Directions:
Retype each entry below exactly as it stands.

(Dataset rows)
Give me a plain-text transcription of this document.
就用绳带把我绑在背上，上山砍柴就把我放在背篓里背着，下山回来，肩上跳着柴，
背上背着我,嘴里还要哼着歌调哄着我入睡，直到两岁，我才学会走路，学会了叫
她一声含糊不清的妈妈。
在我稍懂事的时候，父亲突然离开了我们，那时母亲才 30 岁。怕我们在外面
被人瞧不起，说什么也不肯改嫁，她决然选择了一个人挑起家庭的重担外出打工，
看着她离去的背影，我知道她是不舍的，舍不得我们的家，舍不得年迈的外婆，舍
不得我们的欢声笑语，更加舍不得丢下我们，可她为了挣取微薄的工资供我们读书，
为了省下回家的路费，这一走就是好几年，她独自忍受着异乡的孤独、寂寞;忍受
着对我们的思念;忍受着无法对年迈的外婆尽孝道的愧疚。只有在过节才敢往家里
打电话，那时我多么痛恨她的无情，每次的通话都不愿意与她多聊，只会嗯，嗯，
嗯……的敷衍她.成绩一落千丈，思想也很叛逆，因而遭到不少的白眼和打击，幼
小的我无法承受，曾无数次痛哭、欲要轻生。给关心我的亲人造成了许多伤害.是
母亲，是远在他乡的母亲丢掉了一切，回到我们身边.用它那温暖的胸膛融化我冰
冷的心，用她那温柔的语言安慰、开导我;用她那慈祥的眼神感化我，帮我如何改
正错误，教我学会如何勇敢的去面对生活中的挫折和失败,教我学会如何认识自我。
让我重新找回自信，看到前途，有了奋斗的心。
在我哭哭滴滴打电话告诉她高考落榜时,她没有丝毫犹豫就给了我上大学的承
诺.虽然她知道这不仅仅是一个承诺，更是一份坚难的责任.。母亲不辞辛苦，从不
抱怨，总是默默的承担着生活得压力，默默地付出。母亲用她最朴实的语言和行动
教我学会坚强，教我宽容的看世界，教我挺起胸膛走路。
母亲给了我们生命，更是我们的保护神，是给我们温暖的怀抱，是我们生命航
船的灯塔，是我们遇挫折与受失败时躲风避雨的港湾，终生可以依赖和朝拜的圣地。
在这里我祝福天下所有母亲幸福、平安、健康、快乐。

Full answer:
Give me a plain-text transcription of this document.
就用绳带把我绑在背上，上山砍柴就把我放在背篓里背着，下山回来，肩上跳着柴，
背上背着我,嘴里还要哼着歌调哄着我入睡，直到两岁，我才学会走路，学会了叫
她一声含糊不清的妈妈。
在我稍懂事的时候，父亲突然离开了我们，那时母亲才 30 岁。怕我们在外面
被人瞧不起，说什么也不肯改嫁，她决然选择了一个人挑起家庭的重担外出打工，
看着她离去的背影，我知道她是不舍的，舍不得我们的家，舍不得年迈的外婆，舍
不得我们的欢声笑语，更加舍不得丢下我们，可她为了挣取微薄的工资供我们读书，
为了省下回家的路费，这一走就是好几年，她独自忍受着异乡的孤独、寂寞;忍受
着对我们的思念;忍受着无法对年迈的外婆尽孝道的愧疚。只有在过节才敢往家里
打电话，那时我多么痛恨她的无情，每次的通话都不愿意与她多聊，只会嗯，嗯，
嗯……的敷衍她.成绩一落千丈，思想也很叛逆，因而遭到不少的白眼和打击，幼
小的我无法承受，曾无数次痛哭、欲要轻生。给关心我的亲人造成了许多伤害.是
母亲，是远在他乡的母亲丢掉了一切，回到我们身边.用它那温暖的胸膛融化我冰
冷的心，用她那温柔的语言安慰、开导我;用她那慈祥的眼神感化我，帮我如何改
正错误，教我学会如何勇敢的去面对生活中的挫折和失败,教我学会如何认识自我。
让我重新找回自信，看到前途，有了奋斗的心。
在我哭哭滴滴打电话告诉她高考落榜时,她没有丝毫犹豫就给了我上大学的承
诺.虽然她知道这不仅仅是一个承诺，更是一份坚难的责任.。母亲不辞辛苦，从不
抱怨，总是默默的承担着生活得压力，默默地付出。母亲用她最朴实的语言和行动
教我学会坚强，教我宽容的看世界，教我挺起胸膛走路。
母亲给了我们生命，更是我们的保护神，是给我们温暖的怀抱，是我们生命航
船的灯塔，是我们遇挫折与受失败时躲风避雨的港湾，终生可以依赖和朝拜的圣地。
在这里我祝福天下所有母亲幸福、平安、健康、快乐。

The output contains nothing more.